* **What to produce**: In the following material, identify every line holding the string "Wavelength" and return it.

[Dataset entries on figures]
------------------------------------------------------------------------

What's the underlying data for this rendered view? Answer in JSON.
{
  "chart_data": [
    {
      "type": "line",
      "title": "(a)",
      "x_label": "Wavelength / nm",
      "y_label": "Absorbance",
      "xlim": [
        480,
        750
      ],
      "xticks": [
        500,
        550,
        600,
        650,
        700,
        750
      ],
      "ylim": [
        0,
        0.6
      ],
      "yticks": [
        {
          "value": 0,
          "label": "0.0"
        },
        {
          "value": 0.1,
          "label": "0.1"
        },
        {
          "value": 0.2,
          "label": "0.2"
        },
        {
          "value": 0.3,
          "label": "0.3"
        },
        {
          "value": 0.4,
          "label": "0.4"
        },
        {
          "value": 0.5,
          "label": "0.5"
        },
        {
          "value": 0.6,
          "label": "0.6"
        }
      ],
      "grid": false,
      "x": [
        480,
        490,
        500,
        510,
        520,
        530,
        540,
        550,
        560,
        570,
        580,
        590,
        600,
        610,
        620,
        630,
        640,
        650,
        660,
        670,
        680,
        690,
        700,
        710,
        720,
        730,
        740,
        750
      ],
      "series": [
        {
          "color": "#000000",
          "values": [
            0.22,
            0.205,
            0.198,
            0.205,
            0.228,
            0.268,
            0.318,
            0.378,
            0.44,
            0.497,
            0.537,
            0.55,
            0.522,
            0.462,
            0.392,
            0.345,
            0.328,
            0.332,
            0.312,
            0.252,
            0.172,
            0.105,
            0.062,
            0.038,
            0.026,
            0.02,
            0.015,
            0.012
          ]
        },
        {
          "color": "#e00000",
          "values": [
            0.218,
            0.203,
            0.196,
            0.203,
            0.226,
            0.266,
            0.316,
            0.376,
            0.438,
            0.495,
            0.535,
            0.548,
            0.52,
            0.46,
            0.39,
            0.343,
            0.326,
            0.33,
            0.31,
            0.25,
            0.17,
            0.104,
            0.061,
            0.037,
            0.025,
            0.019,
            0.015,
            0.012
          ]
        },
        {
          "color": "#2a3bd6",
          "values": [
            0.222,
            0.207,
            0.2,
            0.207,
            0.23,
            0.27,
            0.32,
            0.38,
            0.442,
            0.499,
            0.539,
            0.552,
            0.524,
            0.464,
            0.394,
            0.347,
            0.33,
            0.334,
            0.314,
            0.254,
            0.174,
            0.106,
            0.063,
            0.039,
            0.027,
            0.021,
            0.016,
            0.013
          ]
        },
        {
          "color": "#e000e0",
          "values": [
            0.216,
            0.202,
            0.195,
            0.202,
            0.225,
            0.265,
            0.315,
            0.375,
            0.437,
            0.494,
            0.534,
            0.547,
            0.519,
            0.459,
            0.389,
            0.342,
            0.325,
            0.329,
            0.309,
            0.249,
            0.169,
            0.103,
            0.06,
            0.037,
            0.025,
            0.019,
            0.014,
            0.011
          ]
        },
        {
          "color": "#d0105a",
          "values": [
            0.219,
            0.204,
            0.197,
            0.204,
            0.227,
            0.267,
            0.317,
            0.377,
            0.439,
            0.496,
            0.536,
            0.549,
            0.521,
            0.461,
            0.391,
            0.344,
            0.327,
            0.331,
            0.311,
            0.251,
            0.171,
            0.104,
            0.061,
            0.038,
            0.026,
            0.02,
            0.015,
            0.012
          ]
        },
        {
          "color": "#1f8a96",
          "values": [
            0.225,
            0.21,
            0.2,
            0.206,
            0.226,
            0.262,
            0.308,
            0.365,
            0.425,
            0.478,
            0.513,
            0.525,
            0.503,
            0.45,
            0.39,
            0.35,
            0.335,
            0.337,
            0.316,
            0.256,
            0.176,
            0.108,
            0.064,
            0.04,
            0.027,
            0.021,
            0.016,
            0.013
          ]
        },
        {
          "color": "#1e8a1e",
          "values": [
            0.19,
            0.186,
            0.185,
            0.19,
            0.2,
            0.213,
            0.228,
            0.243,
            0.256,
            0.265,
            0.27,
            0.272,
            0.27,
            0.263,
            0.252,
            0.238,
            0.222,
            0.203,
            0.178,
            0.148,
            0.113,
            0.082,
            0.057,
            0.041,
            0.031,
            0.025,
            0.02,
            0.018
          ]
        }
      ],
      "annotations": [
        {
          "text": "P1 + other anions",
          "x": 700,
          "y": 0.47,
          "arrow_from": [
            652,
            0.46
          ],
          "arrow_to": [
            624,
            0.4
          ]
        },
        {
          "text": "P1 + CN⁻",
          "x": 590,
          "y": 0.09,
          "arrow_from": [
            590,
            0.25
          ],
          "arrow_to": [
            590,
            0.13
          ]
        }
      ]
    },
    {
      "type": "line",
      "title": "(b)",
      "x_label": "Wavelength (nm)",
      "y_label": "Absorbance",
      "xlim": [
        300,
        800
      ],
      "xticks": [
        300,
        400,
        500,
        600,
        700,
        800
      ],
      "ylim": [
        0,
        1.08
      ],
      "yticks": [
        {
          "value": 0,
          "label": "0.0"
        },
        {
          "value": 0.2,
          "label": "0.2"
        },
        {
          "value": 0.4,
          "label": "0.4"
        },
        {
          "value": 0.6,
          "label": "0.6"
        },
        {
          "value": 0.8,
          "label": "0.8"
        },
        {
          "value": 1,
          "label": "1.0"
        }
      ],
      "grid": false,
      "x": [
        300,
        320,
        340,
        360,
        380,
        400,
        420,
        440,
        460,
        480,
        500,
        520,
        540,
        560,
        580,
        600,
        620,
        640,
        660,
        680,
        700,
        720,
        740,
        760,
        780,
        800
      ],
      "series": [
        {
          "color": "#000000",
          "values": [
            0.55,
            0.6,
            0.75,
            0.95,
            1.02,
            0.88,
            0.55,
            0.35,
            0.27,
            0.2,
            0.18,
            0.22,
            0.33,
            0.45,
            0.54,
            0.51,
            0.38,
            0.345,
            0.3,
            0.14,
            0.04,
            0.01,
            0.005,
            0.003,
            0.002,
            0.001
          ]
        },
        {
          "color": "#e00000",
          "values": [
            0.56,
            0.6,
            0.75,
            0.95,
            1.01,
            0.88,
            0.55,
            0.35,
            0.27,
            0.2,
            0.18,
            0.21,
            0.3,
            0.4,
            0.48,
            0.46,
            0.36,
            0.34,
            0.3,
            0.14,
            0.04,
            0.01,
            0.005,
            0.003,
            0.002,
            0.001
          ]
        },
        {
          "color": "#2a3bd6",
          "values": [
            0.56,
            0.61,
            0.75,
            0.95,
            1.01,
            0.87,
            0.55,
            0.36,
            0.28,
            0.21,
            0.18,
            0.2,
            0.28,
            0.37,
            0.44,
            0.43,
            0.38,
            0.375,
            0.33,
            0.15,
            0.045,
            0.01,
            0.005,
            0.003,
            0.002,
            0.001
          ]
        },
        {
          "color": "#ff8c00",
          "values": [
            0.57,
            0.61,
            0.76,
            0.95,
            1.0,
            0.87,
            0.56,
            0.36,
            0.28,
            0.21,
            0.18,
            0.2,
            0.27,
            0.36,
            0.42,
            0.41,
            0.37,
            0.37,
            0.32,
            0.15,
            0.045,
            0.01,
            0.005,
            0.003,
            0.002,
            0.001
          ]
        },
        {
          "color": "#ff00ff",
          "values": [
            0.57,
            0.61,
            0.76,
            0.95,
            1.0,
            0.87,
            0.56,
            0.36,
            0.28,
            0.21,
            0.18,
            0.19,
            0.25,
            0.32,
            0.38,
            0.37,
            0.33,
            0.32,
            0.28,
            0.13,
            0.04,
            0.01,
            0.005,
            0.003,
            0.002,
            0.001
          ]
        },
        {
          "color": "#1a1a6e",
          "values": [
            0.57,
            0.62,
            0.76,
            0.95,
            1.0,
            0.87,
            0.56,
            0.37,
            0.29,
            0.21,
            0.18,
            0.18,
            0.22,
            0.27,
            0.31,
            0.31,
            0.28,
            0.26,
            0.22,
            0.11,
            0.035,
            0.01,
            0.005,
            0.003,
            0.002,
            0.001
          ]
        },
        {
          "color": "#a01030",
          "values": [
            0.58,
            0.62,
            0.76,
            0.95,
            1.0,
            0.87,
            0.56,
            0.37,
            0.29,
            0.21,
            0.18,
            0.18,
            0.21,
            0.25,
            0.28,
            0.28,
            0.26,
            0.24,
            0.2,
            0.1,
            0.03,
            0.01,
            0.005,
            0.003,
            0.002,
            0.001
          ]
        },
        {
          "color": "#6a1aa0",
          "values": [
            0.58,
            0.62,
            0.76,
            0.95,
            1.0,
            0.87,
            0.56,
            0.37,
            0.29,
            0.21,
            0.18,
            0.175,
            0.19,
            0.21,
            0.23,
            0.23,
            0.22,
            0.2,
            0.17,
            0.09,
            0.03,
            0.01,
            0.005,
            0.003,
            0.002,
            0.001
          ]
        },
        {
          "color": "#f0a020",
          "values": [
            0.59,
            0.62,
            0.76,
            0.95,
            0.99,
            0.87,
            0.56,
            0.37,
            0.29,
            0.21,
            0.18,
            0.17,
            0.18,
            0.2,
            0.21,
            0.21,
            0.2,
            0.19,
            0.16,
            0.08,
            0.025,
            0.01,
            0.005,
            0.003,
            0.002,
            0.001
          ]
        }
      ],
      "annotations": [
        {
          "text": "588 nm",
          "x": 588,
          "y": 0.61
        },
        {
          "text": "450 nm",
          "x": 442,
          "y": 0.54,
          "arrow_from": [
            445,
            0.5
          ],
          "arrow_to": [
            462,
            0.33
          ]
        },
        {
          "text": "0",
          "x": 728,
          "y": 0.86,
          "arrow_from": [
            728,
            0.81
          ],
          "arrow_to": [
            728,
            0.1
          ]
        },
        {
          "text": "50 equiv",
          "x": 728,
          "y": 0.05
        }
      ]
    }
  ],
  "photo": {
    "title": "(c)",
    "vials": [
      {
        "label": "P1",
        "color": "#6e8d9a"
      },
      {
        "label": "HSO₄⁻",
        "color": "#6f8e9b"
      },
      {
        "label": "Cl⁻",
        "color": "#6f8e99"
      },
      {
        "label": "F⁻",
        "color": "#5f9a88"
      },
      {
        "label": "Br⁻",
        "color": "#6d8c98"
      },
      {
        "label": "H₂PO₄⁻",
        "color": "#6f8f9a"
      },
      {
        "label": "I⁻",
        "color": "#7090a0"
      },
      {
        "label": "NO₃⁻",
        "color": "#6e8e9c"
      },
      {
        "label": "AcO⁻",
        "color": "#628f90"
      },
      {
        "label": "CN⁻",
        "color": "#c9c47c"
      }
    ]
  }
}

------------------------------------------------------------------------

* **Response to this task**:
      "x_label": "Wavelength / nm",
      "x_label": "Wavelength (nm)",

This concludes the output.